Exercise directions:
Copy all entries without alteration and skip the pictures they hold.

·····

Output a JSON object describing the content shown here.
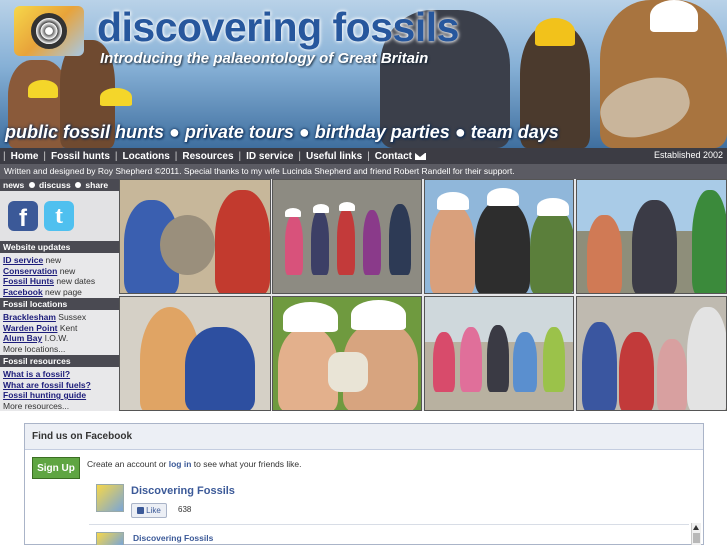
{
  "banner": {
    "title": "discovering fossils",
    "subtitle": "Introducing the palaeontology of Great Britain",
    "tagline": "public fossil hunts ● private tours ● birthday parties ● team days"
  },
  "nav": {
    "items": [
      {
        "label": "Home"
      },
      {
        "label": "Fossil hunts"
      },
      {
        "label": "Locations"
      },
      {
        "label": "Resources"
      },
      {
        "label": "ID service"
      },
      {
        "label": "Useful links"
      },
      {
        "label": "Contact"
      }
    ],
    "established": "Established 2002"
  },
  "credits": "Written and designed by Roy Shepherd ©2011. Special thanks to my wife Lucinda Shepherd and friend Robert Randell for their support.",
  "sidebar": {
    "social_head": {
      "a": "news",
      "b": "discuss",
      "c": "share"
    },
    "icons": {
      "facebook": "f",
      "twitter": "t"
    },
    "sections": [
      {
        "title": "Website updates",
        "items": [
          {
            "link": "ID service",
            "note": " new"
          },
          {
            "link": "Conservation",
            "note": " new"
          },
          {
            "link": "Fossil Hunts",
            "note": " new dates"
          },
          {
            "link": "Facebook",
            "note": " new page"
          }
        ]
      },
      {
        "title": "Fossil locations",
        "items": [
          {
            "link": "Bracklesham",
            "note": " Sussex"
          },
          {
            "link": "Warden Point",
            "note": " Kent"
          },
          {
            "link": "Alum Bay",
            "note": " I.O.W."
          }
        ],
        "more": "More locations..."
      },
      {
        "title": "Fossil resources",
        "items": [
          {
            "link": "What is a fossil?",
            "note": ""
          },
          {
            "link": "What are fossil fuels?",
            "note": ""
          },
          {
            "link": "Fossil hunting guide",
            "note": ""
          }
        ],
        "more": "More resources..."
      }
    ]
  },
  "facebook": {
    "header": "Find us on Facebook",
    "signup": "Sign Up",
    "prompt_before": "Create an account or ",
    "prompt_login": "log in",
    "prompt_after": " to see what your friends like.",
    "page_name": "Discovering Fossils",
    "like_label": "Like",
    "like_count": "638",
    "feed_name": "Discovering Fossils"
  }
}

·····

Full solution:
Output a JSON object describing the content shown here.
{
  "banner": {
    "title": "discovering fossils",
    "subtitle": "Introducing the palaeontology of Great Britain",
    "tagline": "public fossil hunts ● private tours ● birthday parties ● team days"
  },
  "nav": {
    "items": [
      {
        "label": "Home"
      },
      {
        "label": "Fossil hunts"
      },
      {
        "label": "Locations"
      },
      {
        "label": "Resources"
      },
      {
        "label": "ID service"
      },
      {
        "label": "Useful links"
      },
      {
        "label": "Contact"
      }
    ],
    "established": "Established 2002"
  },
  "credits": "Written and designed by Roy Shepherd ©2011. Special thanks to my wife Lucinda Shepherd and friend Robert Randell for their support.",
  "sidebar": {
    "social_head": {
      "a": "news",
      "b": "discuss",
      "c": "share"
    },
    "icons": {
      "facebook": "f",
      "twitter": "t"
    },
    "sections": [
      {
        "title": "Website updates",
        "items": [
          {
            "link": "ID service",
            "note": " new"
          },
          {
            "link": "Conservation",
            "note": " new"
          },
          {
            "link": "Fossil Hunts",
            "note": " new dates"
          },
          {
            "link": "Facebook",
            "note": " new page"
          }
        ]
      },
      {
        "title": "Fossil locations",
        "items": [
          {
            "link": "Bracklesham",
            "note": " Sussex"
          },
          {
            "link": "Warden Point",
            "note": " Kent"
          },
          {
            "link": "Alum Bay",
            "note": " I.O.W."
          }
        ],
        "more": "More locations..."
      },
      {
        "title": "Fossil resources",
        "items": [
          {
            "link": "What is a fossil?",
            "note": ""
          },
          {
            "link": "What are fossil fuels?",
            "note": ""
          },
          {
            "link": "Fossil hunting guide",
            "note": ""
          }
        ],
        "more": "More resources..."
      }
    ]
  },
  "facebook": {
    "header": "Find us on Facebook",
    "signup": "Sign Up",
    "prompt_before": "Create an account or ",
    "prompt_login": "log in",
    "prompt_after": " to see what your friends like.",
    "page_name": "Discovering Fossils",
    "like_label": "Like",
    "like_count": "638",
    "feed_name": "Discovering Fossils"
  }
}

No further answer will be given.